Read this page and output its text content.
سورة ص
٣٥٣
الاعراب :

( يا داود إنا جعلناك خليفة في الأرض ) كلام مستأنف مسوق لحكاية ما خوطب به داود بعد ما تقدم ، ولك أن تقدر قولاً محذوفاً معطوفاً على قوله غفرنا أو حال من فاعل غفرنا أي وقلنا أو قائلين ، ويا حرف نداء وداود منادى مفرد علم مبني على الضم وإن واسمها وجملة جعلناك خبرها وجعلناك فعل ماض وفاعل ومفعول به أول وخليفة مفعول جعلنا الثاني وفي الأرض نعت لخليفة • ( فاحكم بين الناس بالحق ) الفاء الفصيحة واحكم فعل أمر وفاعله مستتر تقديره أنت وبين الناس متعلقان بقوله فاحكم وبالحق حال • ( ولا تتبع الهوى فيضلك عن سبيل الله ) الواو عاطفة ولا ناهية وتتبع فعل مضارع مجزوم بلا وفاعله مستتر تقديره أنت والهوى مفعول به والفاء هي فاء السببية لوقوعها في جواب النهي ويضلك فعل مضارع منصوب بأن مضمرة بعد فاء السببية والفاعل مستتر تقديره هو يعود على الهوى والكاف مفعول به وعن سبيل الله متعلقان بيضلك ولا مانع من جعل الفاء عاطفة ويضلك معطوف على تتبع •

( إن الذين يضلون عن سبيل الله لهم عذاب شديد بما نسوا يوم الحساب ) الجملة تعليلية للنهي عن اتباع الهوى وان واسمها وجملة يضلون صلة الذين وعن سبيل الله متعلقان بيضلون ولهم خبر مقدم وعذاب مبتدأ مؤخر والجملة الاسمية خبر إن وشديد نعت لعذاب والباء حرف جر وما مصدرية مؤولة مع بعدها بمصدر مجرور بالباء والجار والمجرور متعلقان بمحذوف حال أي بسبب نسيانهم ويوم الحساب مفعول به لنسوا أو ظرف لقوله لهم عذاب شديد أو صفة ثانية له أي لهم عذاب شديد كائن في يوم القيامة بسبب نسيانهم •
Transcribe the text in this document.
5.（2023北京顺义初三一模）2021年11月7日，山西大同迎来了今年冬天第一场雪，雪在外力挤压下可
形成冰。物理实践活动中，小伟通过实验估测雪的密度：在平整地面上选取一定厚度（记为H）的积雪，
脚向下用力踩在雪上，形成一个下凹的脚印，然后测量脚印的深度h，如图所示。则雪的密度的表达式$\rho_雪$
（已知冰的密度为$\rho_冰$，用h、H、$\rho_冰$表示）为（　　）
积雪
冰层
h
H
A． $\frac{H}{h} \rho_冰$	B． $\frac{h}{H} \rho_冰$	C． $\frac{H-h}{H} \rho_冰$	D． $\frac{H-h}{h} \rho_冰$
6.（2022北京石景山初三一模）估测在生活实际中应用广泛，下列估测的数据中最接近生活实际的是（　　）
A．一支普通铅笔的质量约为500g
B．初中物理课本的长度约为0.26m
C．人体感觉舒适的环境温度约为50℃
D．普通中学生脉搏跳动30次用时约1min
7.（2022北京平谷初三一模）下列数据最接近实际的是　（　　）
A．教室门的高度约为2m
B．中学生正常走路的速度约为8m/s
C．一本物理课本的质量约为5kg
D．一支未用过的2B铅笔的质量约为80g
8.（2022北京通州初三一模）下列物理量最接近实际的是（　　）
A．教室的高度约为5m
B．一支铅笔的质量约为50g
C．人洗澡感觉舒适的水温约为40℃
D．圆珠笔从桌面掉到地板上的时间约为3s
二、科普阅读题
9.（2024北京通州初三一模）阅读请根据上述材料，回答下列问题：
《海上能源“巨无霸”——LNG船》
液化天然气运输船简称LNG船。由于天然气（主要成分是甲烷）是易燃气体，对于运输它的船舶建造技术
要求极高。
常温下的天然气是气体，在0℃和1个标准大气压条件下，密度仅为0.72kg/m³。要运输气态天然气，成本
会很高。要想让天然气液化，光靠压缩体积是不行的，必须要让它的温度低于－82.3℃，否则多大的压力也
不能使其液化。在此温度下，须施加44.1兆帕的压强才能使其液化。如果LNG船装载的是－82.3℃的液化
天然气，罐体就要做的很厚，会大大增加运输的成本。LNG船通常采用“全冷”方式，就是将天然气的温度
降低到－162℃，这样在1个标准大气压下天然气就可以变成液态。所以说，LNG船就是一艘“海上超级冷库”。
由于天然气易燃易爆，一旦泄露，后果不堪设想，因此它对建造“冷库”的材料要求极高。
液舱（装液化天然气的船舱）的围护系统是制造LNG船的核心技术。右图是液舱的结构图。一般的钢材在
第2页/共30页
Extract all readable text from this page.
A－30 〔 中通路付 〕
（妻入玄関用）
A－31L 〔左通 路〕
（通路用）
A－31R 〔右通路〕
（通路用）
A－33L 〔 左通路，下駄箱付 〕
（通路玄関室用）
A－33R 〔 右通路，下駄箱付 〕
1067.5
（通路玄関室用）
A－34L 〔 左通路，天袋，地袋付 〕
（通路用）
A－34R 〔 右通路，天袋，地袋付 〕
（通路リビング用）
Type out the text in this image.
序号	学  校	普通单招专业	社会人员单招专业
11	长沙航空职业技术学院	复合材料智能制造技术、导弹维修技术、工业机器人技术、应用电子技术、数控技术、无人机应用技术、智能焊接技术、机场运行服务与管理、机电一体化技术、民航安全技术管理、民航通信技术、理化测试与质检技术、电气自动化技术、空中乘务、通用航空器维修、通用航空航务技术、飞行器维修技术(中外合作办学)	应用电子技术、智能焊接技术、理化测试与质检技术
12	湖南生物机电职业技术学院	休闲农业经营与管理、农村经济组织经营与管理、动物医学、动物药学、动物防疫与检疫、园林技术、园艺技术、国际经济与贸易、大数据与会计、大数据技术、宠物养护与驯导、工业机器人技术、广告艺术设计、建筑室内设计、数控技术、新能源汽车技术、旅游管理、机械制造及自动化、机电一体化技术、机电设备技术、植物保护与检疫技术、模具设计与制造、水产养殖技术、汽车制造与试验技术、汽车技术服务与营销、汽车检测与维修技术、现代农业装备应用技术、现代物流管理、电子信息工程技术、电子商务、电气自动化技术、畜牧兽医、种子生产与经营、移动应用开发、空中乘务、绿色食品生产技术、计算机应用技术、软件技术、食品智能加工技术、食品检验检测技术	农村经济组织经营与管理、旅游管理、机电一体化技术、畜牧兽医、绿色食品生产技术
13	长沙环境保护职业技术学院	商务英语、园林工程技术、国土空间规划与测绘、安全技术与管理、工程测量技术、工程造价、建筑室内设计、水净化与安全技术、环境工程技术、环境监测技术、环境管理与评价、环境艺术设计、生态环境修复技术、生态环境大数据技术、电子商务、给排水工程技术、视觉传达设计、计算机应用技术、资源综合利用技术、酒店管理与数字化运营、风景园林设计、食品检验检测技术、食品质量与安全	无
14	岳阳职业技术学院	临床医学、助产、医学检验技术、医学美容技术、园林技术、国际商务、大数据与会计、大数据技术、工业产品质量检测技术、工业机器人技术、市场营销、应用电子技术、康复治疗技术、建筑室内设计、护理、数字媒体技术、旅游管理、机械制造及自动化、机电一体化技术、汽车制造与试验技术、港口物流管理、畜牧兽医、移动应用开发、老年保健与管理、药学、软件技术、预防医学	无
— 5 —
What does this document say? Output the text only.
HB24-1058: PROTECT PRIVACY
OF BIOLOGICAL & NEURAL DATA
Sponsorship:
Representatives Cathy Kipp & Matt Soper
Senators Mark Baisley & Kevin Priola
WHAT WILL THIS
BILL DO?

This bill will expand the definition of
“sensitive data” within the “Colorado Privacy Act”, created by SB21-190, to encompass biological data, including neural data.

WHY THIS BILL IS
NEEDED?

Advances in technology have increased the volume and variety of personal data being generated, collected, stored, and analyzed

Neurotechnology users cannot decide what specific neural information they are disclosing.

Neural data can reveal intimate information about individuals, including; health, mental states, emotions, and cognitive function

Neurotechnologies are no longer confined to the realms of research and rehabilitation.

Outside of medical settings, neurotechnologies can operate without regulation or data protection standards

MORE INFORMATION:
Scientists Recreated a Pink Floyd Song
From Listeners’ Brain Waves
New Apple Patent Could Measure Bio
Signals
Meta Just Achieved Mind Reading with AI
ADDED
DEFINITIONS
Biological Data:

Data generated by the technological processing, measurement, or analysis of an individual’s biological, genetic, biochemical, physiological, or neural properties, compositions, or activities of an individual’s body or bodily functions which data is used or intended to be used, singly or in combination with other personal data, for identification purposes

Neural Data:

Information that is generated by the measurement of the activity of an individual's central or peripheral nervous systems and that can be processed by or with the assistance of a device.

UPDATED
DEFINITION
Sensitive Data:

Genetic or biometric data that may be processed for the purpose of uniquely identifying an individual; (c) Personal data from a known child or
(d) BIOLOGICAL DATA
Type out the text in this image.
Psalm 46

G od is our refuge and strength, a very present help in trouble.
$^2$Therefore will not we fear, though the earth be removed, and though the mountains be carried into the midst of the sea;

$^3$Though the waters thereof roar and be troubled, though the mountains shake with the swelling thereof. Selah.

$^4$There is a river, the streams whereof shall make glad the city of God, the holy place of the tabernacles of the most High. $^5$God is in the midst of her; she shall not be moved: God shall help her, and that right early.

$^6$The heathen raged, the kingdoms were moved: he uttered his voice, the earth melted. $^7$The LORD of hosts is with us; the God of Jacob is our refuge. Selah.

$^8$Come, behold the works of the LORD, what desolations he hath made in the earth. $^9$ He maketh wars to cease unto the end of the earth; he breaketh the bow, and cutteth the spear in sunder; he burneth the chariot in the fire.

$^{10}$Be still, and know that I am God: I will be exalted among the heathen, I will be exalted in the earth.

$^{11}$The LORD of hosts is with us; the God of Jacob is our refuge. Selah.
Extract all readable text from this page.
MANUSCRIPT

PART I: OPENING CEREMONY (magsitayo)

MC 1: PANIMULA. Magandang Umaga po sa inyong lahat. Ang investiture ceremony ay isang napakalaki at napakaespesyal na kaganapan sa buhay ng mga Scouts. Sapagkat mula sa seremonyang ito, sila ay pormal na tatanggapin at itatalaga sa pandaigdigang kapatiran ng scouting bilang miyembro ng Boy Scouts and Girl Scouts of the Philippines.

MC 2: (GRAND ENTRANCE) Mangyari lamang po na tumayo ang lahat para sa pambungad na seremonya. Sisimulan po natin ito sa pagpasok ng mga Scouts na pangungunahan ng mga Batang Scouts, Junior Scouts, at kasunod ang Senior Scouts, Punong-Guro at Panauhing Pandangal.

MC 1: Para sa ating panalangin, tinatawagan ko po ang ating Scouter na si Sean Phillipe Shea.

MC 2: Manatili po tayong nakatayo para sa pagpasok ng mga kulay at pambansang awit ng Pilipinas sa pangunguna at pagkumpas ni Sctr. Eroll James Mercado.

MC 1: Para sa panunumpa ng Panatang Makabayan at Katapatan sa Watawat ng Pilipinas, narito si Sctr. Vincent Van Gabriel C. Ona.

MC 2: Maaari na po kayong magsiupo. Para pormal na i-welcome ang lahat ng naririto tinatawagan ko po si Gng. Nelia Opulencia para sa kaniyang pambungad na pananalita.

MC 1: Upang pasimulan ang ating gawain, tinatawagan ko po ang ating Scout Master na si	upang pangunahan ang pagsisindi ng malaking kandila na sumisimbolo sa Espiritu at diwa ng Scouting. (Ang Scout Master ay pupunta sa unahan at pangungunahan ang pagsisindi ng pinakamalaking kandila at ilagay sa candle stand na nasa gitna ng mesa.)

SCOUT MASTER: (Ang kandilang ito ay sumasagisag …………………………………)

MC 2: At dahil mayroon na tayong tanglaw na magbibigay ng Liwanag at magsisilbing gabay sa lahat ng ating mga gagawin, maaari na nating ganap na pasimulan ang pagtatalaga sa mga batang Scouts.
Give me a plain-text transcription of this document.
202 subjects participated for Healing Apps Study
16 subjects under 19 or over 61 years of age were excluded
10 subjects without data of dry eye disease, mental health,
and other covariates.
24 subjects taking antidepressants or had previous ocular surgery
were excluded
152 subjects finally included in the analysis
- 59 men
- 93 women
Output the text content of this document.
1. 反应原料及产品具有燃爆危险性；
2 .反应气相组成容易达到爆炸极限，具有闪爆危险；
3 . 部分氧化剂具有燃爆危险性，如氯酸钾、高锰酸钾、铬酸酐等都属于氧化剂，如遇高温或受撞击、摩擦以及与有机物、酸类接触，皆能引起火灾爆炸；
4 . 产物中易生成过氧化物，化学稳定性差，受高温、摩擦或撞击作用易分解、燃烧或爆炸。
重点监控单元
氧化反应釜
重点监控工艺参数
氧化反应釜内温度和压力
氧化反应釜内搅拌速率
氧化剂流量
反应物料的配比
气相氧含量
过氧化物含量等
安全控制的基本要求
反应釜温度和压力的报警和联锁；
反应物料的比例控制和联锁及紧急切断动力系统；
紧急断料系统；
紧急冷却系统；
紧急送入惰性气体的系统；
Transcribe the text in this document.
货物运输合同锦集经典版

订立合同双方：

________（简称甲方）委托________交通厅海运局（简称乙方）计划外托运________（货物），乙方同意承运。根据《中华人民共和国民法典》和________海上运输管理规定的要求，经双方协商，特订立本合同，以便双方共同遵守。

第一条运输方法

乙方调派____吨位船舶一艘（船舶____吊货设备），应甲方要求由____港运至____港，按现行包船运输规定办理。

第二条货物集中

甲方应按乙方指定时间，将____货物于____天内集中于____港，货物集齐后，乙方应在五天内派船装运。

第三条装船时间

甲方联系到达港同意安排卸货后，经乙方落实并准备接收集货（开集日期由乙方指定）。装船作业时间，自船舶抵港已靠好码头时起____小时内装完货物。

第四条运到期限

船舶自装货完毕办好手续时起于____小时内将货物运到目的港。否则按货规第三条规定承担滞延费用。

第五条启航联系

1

Exercise goal - All lines from the line containing "Give me a plain-text" through the end of the listing above are to be duplicated exactly; include both ends and nothing further.

Exercise answer -
Give me a plain-text transcription of this document.
202 subjects participated for Healing Apps Study
16 subjects under 19 or over 61 years of age were excluded
10 subjects without data of dry eye disease, mental health,
and other covariates.
24 subjects taking antidepressants or had previous ocular surgery
were excluded
152 subjects finally included in the analysis
- 59 men
- 93 women
Output the text content of this document.
1. 反应原料及产品具有燃爆危险性；
2 .反应气相组成容易达到爆炸极限，具有闪爆危险；
3 . 部分氧化剂具有燃爆危险性，如氯酸钾、高锰酸钾、铬酸酐等都属于氧化剂，如遇高温或受撞击、摩擦以及与有机物、酸类接触，皆能引起火灾爆炸；
4 . 产物中易生成过氧化物，化学稳定性差，受高温、摩擦或撞击作用易分解、燃烧或爆炸。
重点监控单元
氧化反应釜
重点监控工艺参数
氧化反应釜内温度和压力
氧化反应釜内搅拌速率
氧化剂流量
反应物料的配比
气相氧含量
过氧化物含量等
安全控制的基本要求
反应釜温度和压力的报警和联锁；
反应物料的比例控制和联锁及紧急切断动力系统；
紧急断料系统；
紧急冷却系统；
紧急送入惰性气体的系统；
Transcribe the text in this document.
货物运输合同锦集经典版

订立合同双方：

________（简称甲方）委托________交通厅海运局（简称乙方）计划外托运________（货物），乙方同意承运。根据《中华人民共和国民法典》和________海上运输管理规定的要求，经双方协商，特订立本合同，以便双方共同遵守。

第一条运输方法

乙方调派____吨位船舶一艘（船舶____吊货设备），应甲方要求由____港运至____港，按现行包船运输规定办理。

第二条货物集中

甲方应按乙方指定时间，将____货物于____天内集中于____港，货物集齐后，乙方应在五天内派船装运。

第三条装船时间

甲方联系到达港同意安排卸货后，经乙方落实并准备接收集货（开集日期由乙方指定）。装船作业时间，自船舶抵港已靠好码头时起____小时内装完货物。

第四条运到期限

船舶自装货完毕办好手续时起于____小时内将货物运到目的港。否则按货规第三条规定承担滞延费用。

第五条启航联系

1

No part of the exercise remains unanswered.